WHAT IS NEEDED — Print each of the entries exactly, leaving nothing out.

Data entries

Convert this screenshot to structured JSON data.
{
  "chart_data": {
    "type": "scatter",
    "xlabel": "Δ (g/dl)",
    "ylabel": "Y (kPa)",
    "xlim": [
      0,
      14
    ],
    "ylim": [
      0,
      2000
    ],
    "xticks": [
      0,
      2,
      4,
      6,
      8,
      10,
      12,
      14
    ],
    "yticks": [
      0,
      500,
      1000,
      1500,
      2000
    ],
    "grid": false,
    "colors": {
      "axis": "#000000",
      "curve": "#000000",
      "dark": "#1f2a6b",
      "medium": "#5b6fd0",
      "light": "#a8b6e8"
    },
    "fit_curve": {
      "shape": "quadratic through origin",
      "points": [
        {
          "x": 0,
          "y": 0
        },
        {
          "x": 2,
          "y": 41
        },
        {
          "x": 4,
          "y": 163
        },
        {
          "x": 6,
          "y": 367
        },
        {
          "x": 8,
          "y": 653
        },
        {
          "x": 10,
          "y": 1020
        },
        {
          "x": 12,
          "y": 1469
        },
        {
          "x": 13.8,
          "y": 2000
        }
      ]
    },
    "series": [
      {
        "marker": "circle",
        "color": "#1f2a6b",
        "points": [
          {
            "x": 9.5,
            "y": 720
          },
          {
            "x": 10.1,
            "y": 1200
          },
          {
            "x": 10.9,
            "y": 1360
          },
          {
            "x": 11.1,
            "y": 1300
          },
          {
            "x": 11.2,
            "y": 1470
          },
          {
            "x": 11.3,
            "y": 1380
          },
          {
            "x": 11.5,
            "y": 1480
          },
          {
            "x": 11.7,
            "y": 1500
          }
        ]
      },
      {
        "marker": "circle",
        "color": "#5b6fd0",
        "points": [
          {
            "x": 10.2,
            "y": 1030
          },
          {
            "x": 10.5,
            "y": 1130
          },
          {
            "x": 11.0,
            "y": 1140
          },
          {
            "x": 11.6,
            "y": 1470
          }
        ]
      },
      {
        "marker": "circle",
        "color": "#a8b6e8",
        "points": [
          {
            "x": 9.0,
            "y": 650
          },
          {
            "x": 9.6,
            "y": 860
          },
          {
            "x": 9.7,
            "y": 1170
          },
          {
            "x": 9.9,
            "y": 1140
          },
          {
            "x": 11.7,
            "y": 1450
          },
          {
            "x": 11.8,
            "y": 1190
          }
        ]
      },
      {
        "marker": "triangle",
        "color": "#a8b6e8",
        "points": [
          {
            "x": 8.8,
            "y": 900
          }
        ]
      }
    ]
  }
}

SOLUTION TO THIS PROBLEM —
Convert this screenshot to structured JSON data.
{
  "chart_data": {
    "type": "scatter",
    "xlabel": "Δ (g/dl)",
    "ylabel": "Y (kPa)",
    "xlim": [
      0,
      14
    ],
    "ylim": [
      0,
      2000
    ],
    "xticks": [
      0,
      2,
      4,
      6,
      8,
      10,
      12,
      14
    ],
    "yticks": [
      0,
      500,
      1000,
      1500,
      2000
    ],
    "grid": false,
    "colors": {
      "axis": "#000000",
      "curve": "#000000",
      "dark": "#1f2a6b",
      "medium": "#5b6fd0",
      "light": "#a8b6e8"
    },
    "fit_curve": {
      "shape": "quadratic through origin",
      "points": [
        {
          "x": 0,
          "y": 0
        },
        {
          "x": 2,
          "y": 41
        },
        {
          "x": 4,
          "y": 163
        },
        {
          "x": 6,
          "y": 367
        },
        {
          "x": 8,
          "y": 653
        },
        {
          "x": 10,
          "y": 1020
        },
        {
          "x": 12,
          "y": 1469
        },
        {
          "x": 13.8,
          "y": 2000
        }
      ]
    },
    "series": [
      {
        "marker": "circle",
        "color": "#1f2a6b",
        "points": [
          {
            "x": 9.5,
            "y": 720
          },
          {
            "x": 10.1,
            "y": 1200
          },
          {
            "x": 10.9,
            "y": 1360
          },
          {
            "x": 11.1,
            "y": 1300
          },
          {
            "x": 11.2,
            "y": 1470
          },
          {
            "x": 11.3,
            "y": 1380
          },
          {
            "x": 11.5,
            "y": 1480
          },
          {
            "x": 11.7,
            "y": 1500
          }
        ]
      },
      {
        "marker": "circle",
        "color": "#5b6fd0",
        "points": [
          {
            "x": 10.2,
            "y": 1030
          },
          {
            "x": 10.5,
            "y": 1130
          },
          {
            "x": 11.0,
            "y": 1140
          },
          {
            "x": 11.6,
            "y": 1470
          }
        ]
      },
      {
        "marker": "circle",
        "color": "#a8b6e8",
        "points": [
          {
            "x": 9.0,
            "y": 650
          },
          {
            "x": 9.6,
            "y": 860
          },
          {
            "x": 9.7,
            "y": 1170
          },
          {
            "x": 9.9,
            "y": 1140
          },
          {
            "x": 11.7,
            "y": 1450
          },
          {
            "x": 11.8,
            "y": 1190
          }
        ]
      },
      {
        "marker": "triangle",
        "color": "#a8b6e8",
        "points": [
          {
            "x": 8.8,
            "y": 900
          }
        ]
      }
    ]
  }
}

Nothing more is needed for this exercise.